* Begin *

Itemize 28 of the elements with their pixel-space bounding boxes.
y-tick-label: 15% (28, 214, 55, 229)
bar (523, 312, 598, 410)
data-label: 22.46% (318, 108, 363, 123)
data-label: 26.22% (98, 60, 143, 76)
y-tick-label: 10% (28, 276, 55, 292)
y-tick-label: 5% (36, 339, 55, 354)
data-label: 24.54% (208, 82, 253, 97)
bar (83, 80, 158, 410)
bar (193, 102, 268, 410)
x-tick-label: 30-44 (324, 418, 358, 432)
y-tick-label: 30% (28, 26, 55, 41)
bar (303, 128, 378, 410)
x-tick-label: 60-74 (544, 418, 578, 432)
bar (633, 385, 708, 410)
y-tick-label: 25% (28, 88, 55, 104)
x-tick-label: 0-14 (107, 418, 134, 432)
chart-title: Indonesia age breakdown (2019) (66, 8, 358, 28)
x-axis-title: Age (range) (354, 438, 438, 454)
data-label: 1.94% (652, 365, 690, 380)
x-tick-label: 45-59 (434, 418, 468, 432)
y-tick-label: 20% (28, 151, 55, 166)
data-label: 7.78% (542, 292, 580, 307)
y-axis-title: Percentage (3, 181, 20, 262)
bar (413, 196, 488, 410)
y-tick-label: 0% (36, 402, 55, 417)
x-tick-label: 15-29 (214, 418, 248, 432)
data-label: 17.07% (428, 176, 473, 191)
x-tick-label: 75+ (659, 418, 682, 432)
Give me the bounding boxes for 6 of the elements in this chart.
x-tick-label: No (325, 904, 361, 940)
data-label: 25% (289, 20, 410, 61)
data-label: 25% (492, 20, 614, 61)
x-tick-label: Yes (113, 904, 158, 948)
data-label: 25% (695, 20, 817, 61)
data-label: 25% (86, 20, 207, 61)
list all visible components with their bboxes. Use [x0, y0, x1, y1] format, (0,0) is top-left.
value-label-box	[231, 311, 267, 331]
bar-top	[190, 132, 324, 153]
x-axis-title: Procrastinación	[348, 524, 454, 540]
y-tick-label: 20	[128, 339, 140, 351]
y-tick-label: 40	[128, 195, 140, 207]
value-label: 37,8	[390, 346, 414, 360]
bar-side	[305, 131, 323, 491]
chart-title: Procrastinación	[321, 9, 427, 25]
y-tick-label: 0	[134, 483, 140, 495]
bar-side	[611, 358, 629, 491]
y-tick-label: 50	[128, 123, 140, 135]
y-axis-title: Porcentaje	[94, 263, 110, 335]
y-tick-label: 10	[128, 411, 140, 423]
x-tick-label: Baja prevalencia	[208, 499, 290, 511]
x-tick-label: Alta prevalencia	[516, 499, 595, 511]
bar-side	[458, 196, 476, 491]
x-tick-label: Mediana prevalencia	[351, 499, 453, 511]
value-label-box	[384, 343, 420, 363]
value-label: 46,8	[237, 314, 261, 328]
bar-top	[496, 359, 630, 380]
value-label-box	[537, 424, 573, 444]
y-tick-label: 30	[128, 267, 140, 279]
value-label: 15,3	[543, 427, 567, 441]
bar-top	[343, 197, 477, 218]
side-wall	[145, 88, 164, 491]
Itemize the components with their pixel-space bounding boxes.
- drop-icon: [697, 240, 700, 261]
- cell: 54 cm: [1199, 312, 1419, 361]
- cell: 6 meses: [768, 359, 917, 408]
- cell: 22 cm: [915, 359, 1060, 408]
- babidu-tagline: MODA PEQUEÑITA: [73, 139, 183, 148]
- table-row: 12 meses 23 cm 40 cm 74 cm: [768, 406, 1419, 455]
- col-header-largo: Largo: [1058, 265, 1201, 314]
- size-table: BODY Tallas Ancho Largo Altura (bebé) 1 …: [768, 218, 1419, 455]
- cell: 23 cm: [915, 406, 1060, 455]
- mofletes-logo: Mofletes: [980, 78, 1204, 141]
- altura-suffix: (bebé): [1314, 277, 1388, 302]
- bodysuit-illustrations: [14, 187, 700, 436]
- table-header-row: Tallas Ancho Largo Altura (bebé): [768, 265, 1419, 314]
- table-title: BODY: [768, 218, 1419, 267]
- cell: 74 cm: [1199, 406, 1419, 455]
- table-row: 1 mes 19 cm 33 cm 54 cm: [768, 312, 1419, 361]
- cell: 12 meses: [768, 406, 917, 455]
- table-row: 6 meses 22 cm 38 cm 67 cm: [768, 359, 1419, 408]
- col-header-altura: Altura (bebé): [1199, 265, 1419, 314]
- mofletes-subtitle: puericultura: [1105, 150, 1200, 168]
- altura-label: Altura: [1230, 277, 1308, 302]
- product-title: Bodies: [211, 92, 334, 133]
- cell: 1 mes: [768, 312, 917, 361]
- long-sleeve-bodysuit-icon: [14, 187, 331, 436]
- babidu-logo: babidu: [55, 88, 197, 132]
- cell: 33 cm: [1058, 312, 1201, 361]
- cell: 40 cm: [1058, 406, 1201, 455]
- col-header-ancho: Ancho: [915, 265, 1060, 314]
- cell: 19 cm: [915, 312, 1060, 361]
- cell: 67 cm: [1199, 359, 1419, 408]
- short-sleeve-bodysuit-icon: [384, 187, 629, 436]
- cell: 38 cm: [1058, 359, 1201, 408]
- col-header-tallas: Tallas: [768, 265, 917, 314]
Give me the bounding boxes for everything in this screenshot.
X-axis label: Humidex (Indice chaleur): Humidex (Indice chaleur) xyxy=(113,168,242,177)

* End *

__What the exercise asks__. Revise all of the items above by replacing each occurrence of "x-tick-label" with "category-label". Leave every other line and character as it stands.

__Written answer__.
Itemize 28 of the elements with their pixel-space bounding boxes.
y-tick-label: 15% (28, 214, 55, 229)
bar (523, 312, 598, 410)
data-label: 22.46% (318, 108, 363, 123)
data-label: 26.22% (98, 60, 143, 76)
y-tick-label: 10% (28, 276, 55, 292)
y-tick-label: 5% (36, 339, 55, 354)
data-label: 24.54% (208, 82, 253, 97)
bar (83, 80, 158, 410)
bar (193, 102, 268, 410)
category-label: 30-44 (324, 418, 358, 432)
y-tick-label: 30% (28, 26, 55, 41)
bar (303, 128, 378, 410)
category-label: 60-74 (544, 418, 578, 432)
bar (633, 385, 708, 410)
y-tick-label: 25% (28, 88, 55, 104)
category-label: 0-14 (107, 418, 134, 432)
chart-title: Indonesia age breakdown (2019) (66, 8, 358, 28)
x-axis-title: Age (range) (354, 438, 438, 454)
data-label: 1.94% (652, 365, 690, 380)
category-label: 45-59 (434, 418, 468, 432)
y-tick-label: 20% (28, 151, 55, 166)
data-label: 7.78% (542, 292, 580, 307)
y-axis-title: Percentage (3, 181, 20, 262)
bar (413, 196, 488, 410)
y-tick-label: 0% (36, 402, 55, 417)
category-label: 15-29 (214, 418, 248, 432)
data-label: 17.07% (428, 176, 473, 191)
category-label: 75+ (659, 418, 682, 432)
Give me the bounding boxes for 6 of the elements in this chart.
category-label: No (325, 904, 361, 940)
data-label: 25% (289, 20, 410, 61)
data-label: 25% (492, 20, 614, 61)
category-label: Yes (113, 904, 158, 948)
data-label: 25% (695, 20, 817, 61)
data-label: 25% (86, 20, 207, 61)
list all visible components with their bboxes. Use [x0, y0, x1, y1] format, (0,0) is top-left.
value-label-box	[231, 311, 267, 331]
bar-top	[190, 132, 324, 153]
x-axis-title: Procrastinación	[348, 524, 454, 540]
y-tick-label: 20	[128, 339, 140, 351]
y-tick-label: 40	[128, 195, 140, 207]
value-label: 37,8	[390, 346, 414, 360]
bar-side	[305, 131, 323, 491]
chart-title: Procrastinación	[321, 9, 427, 25]
y-tick-label: 0	[134, 483, 140, 495]
bar-side	[611, 358, 629, 491]
y-tick-label: 50	[128, 123, 140, 135]
y-axis-title: Porcentaje	[94, 263, 110, 335]
y-tick-label: 10	[128, 411, 140, 423]
category-label: Baja prevalencia	[208, 499, 290, 511]
category-label: Alta prevalencia	[516, 499, 595, 511]
bar-side	[458, 196, 476, 491]
category-label: Mediana prevalencia	[351, 499, 453, 511]
value-label-box	[384, 343, 420, 363]
value-label: 46,8	[237, 314, 261, 328]
bar-top	[496, 359, 630, 380]
value-label-box	[537, 424, 573, 444]
y-tick-label: 30	[128, 267, 140, 279]
value-label: 15,3	[543, 427, 567, 441]
bar-top	[343, 197, 477, 218]
side-wall	[145, 88, 164, 491]
Itemize the components with their pixel-space bounding boxes.
- drop-icon: [697, 240, 700, 261]
- cell: 54 cm: [1199, 312, 1419, 361]
- cell: 6 meses: [768, 359, 917, 408]
- cell: 22 cm: [915, 359, 1060, 408]
- babidu-tagline: MODA PEQUEÑITA: [73, 139, 183, 148]
- table-row: 12 meses 23 cm 40 cm 74 cm: [768, 406, 1419, 455]
- col-header-largo: Largo: [1058, 265, 1201, 314]
- size-table: BODY Tallas Ancho Largo Altura (bebé) 1 …: [768, 218, 1419, 455]
- cell: 23 cm: [915, 406, 1060, 455]
- mofletes-logo: Mofletes: [980, 78, 1204, 141]
- altura-suffix: (bebé): [1314, 277, 1388, 302]
- bodysuit-illustrations: [14, 187, 700, 436]
- table-header-row: Tallas Ancho Largo Altura (bebé): [768, 265, 1419, 314]
- table-title: BODY: [768, 218, 1419, 267]
- cell: 74 cm: [1199, 406, 1419, 455]
- table-row: 1 mes 19 cm 33 cm 54 cm: [768, 312, 1419, 361]
- cell: 12 meses: [768, 406, 917, 455]
- table-row: 6 meses 22 cm 38 cm 67 cm: [768, 359, 1419, 408]
- col-header-altura: Altura (bebé): [1199, 265, 1419, 314]
- mofletes-subtitle: puericultura: [1105, 150, 1200, 168]
- altura-label: Altura: [1230, 277, 1308, 302]
- product-title: Bodies: [211, 92, 334, 133]
- cell: 1 mes: [768, 312, 917, 361]
- long-sleeve-bodysuit-icon: [14, 187, 331, 436]
- babidu-logo: babidu: [55, 88, 197, 132]
- cell: 33 cm: [1058, 312, 1201, 361]
- cell: 40 cm: [1058, 406, 1201, 455]
- col-header-ancho: Ancho: [915, 265, 1060, 314]
- cell: 19 cm: [915, 312, 1060, 361]
- cell: 67 cm: [1199, 359, 1419, 408]
- short-sleeve-bodysuit-icon: [384, 187, 629, 436]
- cell: 38 cm: [1058, 359, 1201, 408]
- col-header-tallas: Tallas: [768, 265, 917, 314]
Give me the bounding boxes for everything in this screenshot.
X-axis label: Humidex (Indice chaleur): Humidex (Indice chaleur) xyxy=(113,168,242,177)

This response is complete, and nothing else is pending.